» DIRECTION
The answer is one number: how many lines in the data below hold "ylabel".
═══ RECORDS FOR THE TASK ═══
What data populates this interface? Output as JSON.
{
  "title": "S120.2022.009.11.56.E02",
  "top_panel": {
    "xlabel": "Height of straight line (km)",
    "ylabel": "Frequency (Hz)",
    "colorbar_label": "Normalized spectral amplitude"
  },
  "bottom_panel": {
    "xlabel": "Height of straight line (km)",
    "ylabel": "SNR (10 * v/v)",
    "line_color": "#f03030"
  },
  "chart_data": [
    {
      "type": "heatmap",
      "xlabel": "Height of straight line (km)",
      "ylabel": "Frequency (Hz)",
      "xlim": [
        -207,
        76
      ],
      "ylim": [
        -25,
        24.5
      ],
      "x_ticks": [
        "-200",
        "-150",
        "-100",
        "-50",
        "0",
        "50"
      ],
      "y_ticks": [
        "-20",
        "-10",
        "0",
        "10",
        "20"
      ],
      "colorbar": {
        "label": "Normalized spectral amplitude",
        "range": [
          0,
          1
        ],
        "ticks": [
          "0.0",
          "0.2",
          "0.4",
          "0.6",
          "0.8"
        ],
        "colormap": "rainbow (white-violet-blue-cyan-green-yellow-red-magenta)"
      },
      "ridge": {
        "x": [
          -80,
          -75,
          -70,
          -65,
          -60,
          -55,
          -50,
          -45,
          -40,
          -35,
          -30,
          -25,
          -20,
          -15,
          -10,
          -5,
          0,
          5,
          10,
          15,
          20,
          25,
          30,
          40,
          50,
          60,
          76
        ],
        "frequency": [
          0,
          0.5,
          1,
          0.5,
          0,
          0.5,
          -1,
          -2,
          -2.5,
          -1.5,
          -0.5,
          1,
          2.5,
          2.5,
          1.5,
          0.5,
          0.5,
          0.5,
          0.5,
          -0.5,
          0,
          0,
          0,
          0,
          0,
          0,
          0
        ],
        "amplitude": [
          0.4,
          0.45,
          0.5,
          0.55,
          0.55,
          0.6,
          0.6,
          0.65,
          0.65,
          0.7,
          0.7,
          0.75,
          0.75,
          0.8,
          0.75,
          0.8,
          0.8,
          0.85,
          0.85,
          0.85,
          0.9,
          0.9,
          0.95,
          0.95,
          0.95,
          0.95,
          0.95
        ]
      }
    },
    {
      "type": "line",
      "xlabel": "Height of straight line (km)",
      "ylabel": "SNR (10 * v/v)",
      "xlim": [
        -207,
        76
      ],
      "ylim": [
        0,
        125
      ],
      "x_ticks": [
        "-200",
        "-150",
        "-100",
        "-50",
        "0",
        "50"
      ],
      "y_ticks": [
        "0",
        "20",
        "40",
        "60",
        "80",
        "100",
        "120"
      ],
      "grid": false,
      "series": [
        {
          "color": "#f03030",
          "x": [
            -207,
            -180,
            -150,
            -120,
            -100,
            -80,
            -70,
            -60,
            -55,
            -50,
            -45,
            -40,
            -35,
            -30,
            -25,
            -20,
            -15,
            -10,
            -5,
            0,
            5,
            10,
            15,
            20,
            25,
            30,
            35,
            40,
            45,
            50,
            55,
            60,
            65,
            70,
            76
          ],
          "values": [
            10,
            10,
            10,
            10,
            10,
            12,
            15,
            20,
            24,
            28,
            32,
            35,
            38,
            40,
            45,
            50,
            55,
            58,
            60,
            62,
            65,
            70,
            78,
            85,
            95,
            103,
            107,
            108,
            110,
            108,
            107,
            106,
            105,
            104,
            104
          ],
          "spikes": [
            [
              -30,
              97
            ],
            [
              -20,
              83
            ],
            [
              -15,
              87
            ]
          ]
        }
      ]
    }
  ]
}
═══
» ANSWER BELOW
4